**WHAT NEEDS TO BE DONE**
Omit all images, then return the remaining material exactly as it stands.

**SUPPLIED RECORDS**
####

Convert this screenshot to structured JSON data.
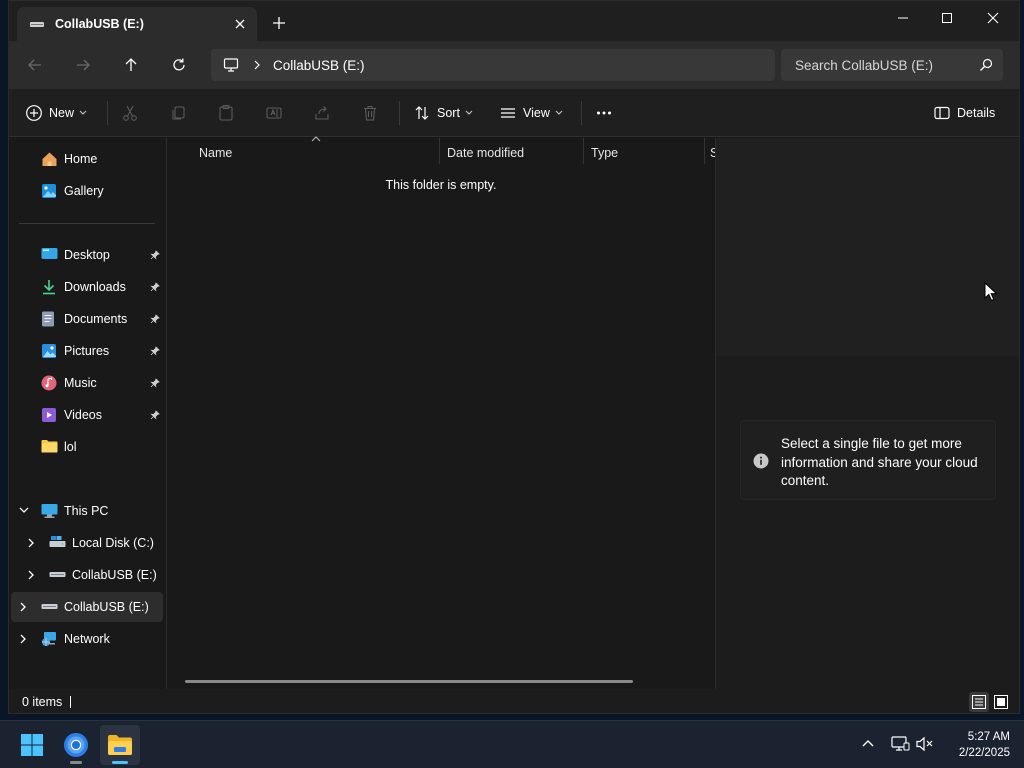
{
  "window": {
    "tab_title": "CollabUSB (E:)",
    "minimize_label": "Minimize",
    "maximize_label": "Maximize",
    "close_label": "Close"
  },
  "address": {
    "crumb": "CollabUSB (E:)"
  },
  "search": {
    "placeholder": "Search CollabUSB (E:)"
  },
  "commandbar": {
    "new_label": "New",
    "sort_label": "Sort",
    "view_label": "View",
    "details_label": "Details"
  },
  "sidebar": {
    "quick": [
      {
        "label": "Home",
        "icon": "home-icon"
      },
      {
        "label": "Gallery",
        "icon": "gallery-icon"
      }
    ],
    "pinned": [
      {
        "label": "Desktop",
        "icon": "desktop-icon"
      },
      {
        "label": "Downloads",
        "icon": "downloads-icon"
      },
      {
        "label": "Documents",
        "icon": "documents-icon"
      },
      {
        "label": "Pictures",
        "icon": "pictures-icon"
      },
      {
        "label": "Music",
        "icon": "music-icon"
      },
      {
        "label": "Videos",
        "icon": "videos-icon"
      },
      {
        "label": "lol",
        "icon": "folder-icon"
      }
    ],
    "tree": [
      {
        "label": "This PC",
        "icon": "this-pc-icon"
      },
      {
        "label": "Local Disk (C:)",
        "icon": "local-disk-icon"
      },
      {
        "label": "CollabUSB (E:)",
        "icon": "usb-drive-icon"
      },
      {
        "label": "CollabUSB (E:)",
        "icon": "usb-drive-icon"
      },
      {
        "label": "Network",
        "icon": "network-icon"
      }
    ]
  },
  "content": {
    "columns": [
      "Name",
      "Date modified",
      "Type",
      "S"
    ],
    "empty_message": "This folder is empty."
  },
  "details": {
    "message": "Select a single file to get more information and share your cloud content."
  },
  "status": {
    "item_count": "0 items"
  },
  "taskbar": {
    "time": "5:27 AM",
    "date": "2/22/2025"
  },
  "colors": {
    "window_bg": "#191919",
    "toolbar_bg": "#2c2c2c",
    "accent_blue": "#4cc2ff",
    "folder_yellow": "#f7c948"
  }
}
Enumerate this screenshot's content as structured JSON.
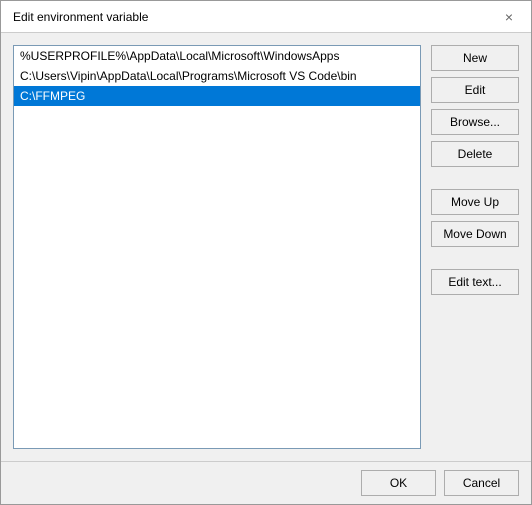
{
  "dialog": {
    "title": "Edit environment variable",
    "close_label": "×"
  },
  "list": {
    "items": [
      {
        "value": "%USERPROFILE%\\AppData\\Local\\Microsoft\\WindowsApps",
        "selected": false
      },
      {
        "value": "C:\\Users\\Vipin\\AppData\\Local\\Programs\\Microsoft VS Code\\bin",
        "selected": false
      },
      {
        "value": "C:\\FFMPEG",
        "selected": true
      }
    ]
  },
  "buttons": {
    "new": "New",
    "edit": "Edit",
    "browse": "Browse...",
    "delete": "Delete",
    "move_up": "Move Up",
    "move_down": "Move Down",
    "edit_text": "Edit text..."
  },
  "footer": {
    "ok": "OK",
    "cancel": "Cancel"
  }
}
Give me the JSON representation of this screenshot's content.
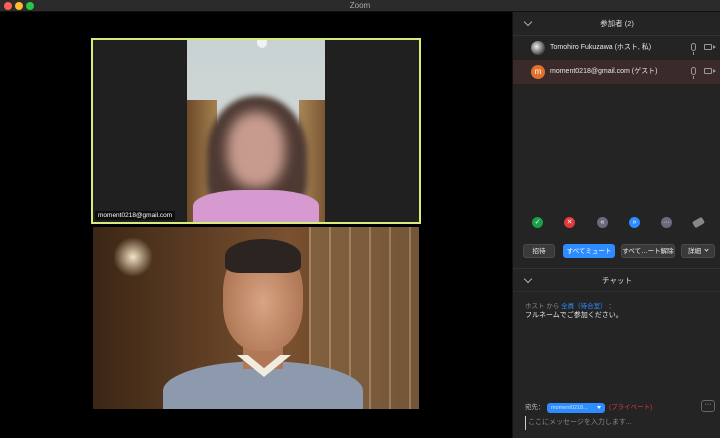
{
  "window": {
    "title": "Zoom"
  },
  "video": {
    "tile1_label": "moment0218@gmail.com"
  },
  "participants": {
    "header": "参加者 (2)",
    "items": [
      {
        "name": "Tomohiro Fukuzawa (ホスト, 私)",
        "avatar_initial": ""
      },
      {
        "name": "moment0218@gmail.com (ゲスト)",
        "avatar_initial": "m"
      }
    ]
  },
  "participant_actions": {
    "invite": "招待",
    "mute_all": "すべてミュート",
    "unmute_all": "すべて…ート解除",
    "more": "詳細"
  },
  "reactions": {
    "yes": "✓",
    "no": "✕",
    "slower": "«",
    "faster": "»",
    "more": "···"
  },
  "chat": {
    "header": "チャット",
    "messages": [
      {
        "from": "ホスト",
        "from_word": "から",
        "to": "全員（待合室）",
        "sep": "：",
        "text": "フルネームでご参加ください。"
      }
    ],
    "to_label": "宛先：",
    "to_value": "moment0218...",
    "private": "(プライベート)",
    "more_button": "···",
    "input_placeholder": "ここにメッセージを入力します..."
  },
  "colors": {
    "accent": "#2d8cff",
    "active_speaker_border": "#d9ec7a",
    "danger": "#e0383b",
    "success": "#19a04a"
  }
}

####

**CORRECT ANSWER**
Convert this screenshot to structured JSON data.
{
  "window": {
    "tab_title": "CollabUSB (E:)",
    "minimize_label": "Minimize",
    "maximize_label": "Maximize",
    "close_label": "Close"
  },
  "address": {
    "crumb": "CollabUSB (E:)"
  },
  "search": {
    "placeholder": "Search CollabUSB (E:)"
  },
  "commandbar": {
    "new_label": "New",
    "sort_label": "Sort",
    "view_label": "View",
    "details_label": "Details"
  },
  "sidebar": {
    "quick": [
      {
        "label": "Home",
        "icon": "home-icon"
      },
      {
        "label": "Gallery",
        "icon": "gallery-icon"
      }
    ],
    "pinned": [
      {
        "label": "Desktop",
        "icon": "desktop-icon"
      },
      {
        "label": "Downloads",
        "icon": "downloads-icon"
      },
      {
        "label": "Documents",
        "icon": "documents-icon"
      },
      {
        "label": "Pictures",
        "icon": "pictures-icon"
      },
      {
        "label": "Music",
        "icon": "music-icon"
      },
      {
        "label": "Videos",
        "icon": "videos-icon"
      },
      {
        "label": "lol",
        "icon": "folder-icon"
      }
    ],
    "tree": [
      {
        "label": "This PC",
        "icon": "this-pc-icon"
      },
      {
        "label": "Local Disk (C:)",
        "icon": "local-disk-icon"
      },
      {
        "label": "CollabUSB (E:)",
        "icon": "usb-drive-icon"
      },
      {
        "label": "CollabUSB (E:)",
        "icon": "usb-drive-icon"
      },
      {
        "label": "Network",
        "icon": "network-icon"
      }
    ]
  },
  "content": {
    "columns": [
      "Name",
      "Date modified",
      "Type",
      "S"
    ],
    "empty_message": "This folder is empty."
  },
  "details": {
    "message": "Select a single file to get more information and share your cloud content."
  },
  "status": {
    "item_count": "0 items"
  },
  "taskbar": {
    "time": "5:27 AM",
    "date": "2/22/2025"
  },
  "colors": {
    "window_bg": "#191919",
    "toolbar_bg": "#2c2c2c",
    "accent_blue": "#4cc2ff",
    "folder_yellow": "#f7c948"
  }
}
Enumerate this screenshot's content as structured JSON.
{
  "dialog": {
    "title": "Edit environment variable",
    "close_label": "×"
  },
  "list": {
    "items": [
      {
        "value": "%USERPROFILE%\\AppData\\Local\\Microsoft\\WindowsApps",
        "selected": false
      },
      {
        "value": "C:\\Users\\Vipin\\AppData\\Local\\Programs\\Microsoft VS Code\\bin",
        "selected": false
      },
      {
        "value": "C:\\FFMPEG",
        "selected": true
      }
    ]
  },
  "buttons": {
    "new": "New",
    "edit": "Edit",
    "browse": "Browse...",
    "delete": "Delete",
    "move_up": "Move Up",
    "move_down": "Move Down",
    "edit_text": "Edit text..."
  },
  "footer": {
    "ok": "OK",
    "cancel": "Cancel"
  }
}
Give me the JSON representation of this screenshot's content.
{
  "window": {
    "title": "Zoom"
  },
  "video": {
    "tile1_label": "moment0218@gmail.com"
  },
  "participants": {
    "header": "参加者 (2)",
    "items": [
      {
        "name": "Tomohiro Fukuzawa (ホスト, 私)",
        "avatar_initial": ""
      },
      {
        "name": "moment0218@gmail.com (ゲスト)",
        "avatar_initial": "m"
      }
    ]
  },
  "participant_actions": {
    "invite": "招待",
    "mute_all": "すべてミュート",
    "unmute_all": "すべて…ート解除",
    "more": "詳細"
  },
  "reactions": {
    "yes": "✓",
    "no": "✕",
    "slower": "«",
    "faster": "»",
    "more": "···"
  },
  "chat": {
    "header": "チャット",
    "messages": [
      {
        "from": "ホスト",
        "from_word": "から",
        "to": "全員（待合室）",
        "sep": "：",
        "text": "フルネームでご参加ください。"
      }
    ],
    "to_label": "宛先：",
    "to_value": "moment0218...",
    "private": "(プライベート)",
    "more_button": "···",
    "input_placeholder": "ここにメッセージを入力します..."
  },
  "colors": {
    "accent": "#2d8cff",
    "active_speaker_border": "#d9ec7a",
    "danger": "#e0383b",
    "success": "#19a04a"
  }
}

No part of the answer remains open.